Leave out the pictures, then reproduce the rest of the material exactly.

Records that describe figures:
• • • • •

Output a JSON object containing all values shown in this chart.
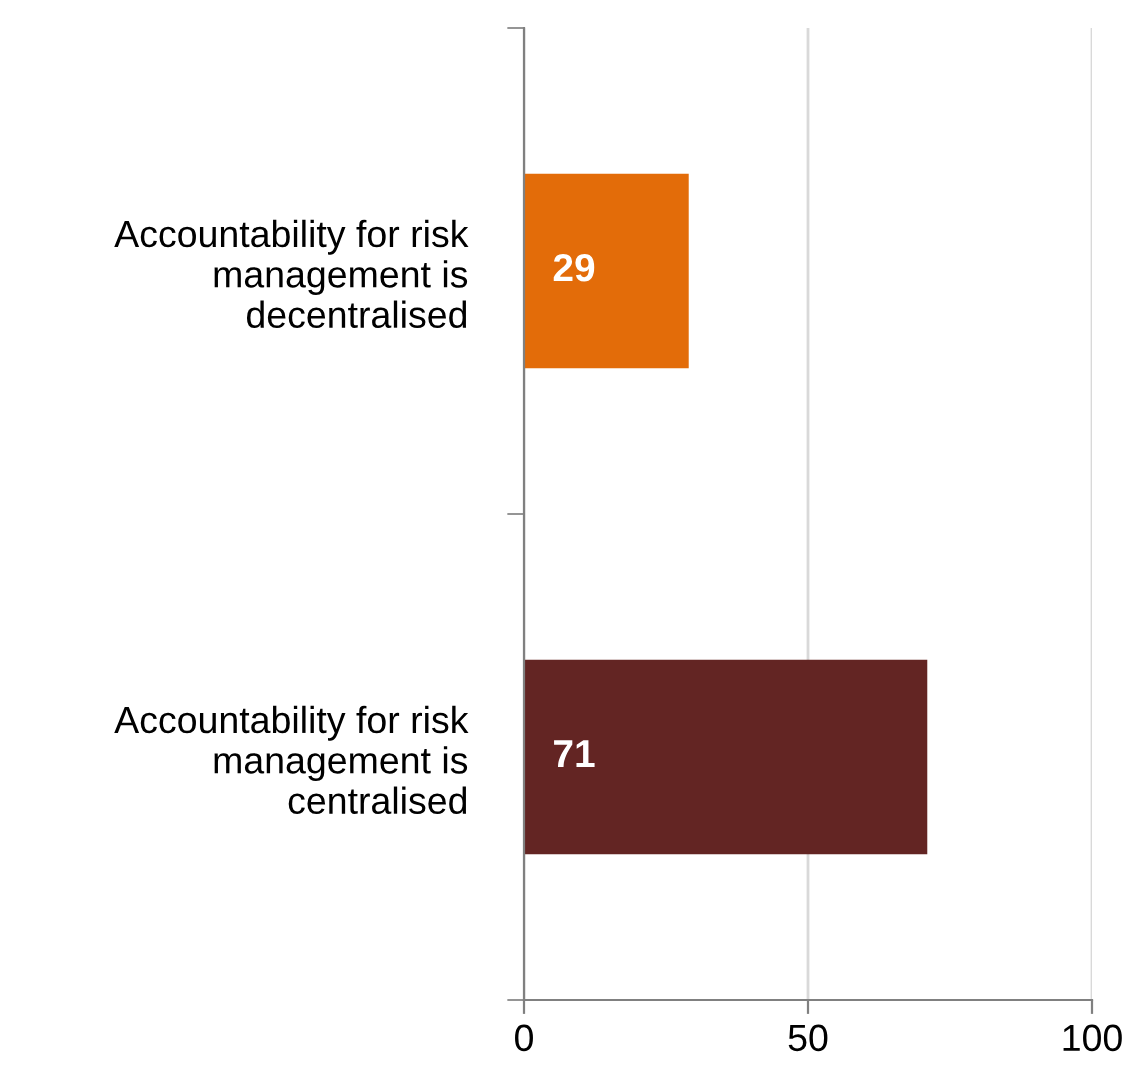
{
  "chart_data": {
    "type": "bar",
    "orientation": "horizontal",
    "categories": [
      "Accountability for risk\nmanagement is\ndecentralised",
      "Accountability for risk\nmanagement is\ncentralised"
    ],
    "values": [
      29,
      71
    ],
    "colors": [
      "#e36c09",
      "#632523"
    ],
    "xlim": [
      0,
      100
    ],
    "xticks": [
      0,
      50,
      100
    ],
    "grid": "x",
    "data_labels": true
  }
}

• • • • •

ANSWER TO THE PROBLEM
Output a JSON object containing all values shown in this chart.
{
  "chart_data": {
    "type": "bar",
    "orientation": "horizontal",
    "categories": [
      "Accountability for risk\nmanagement is\ndecentralised",
      "Accountability for risk\nmanagement is\ncentralised"
    ],
    "values": [
      29,
      71
    ],
    "colors": [
      "#e36c09",
      "#632523"
    ],
    "xlim": [
      0,
      100
    ],
    "xticks": [
      0,
      50,
      100
    ],
    "grid": "x",
    "data_labels": true
  }
}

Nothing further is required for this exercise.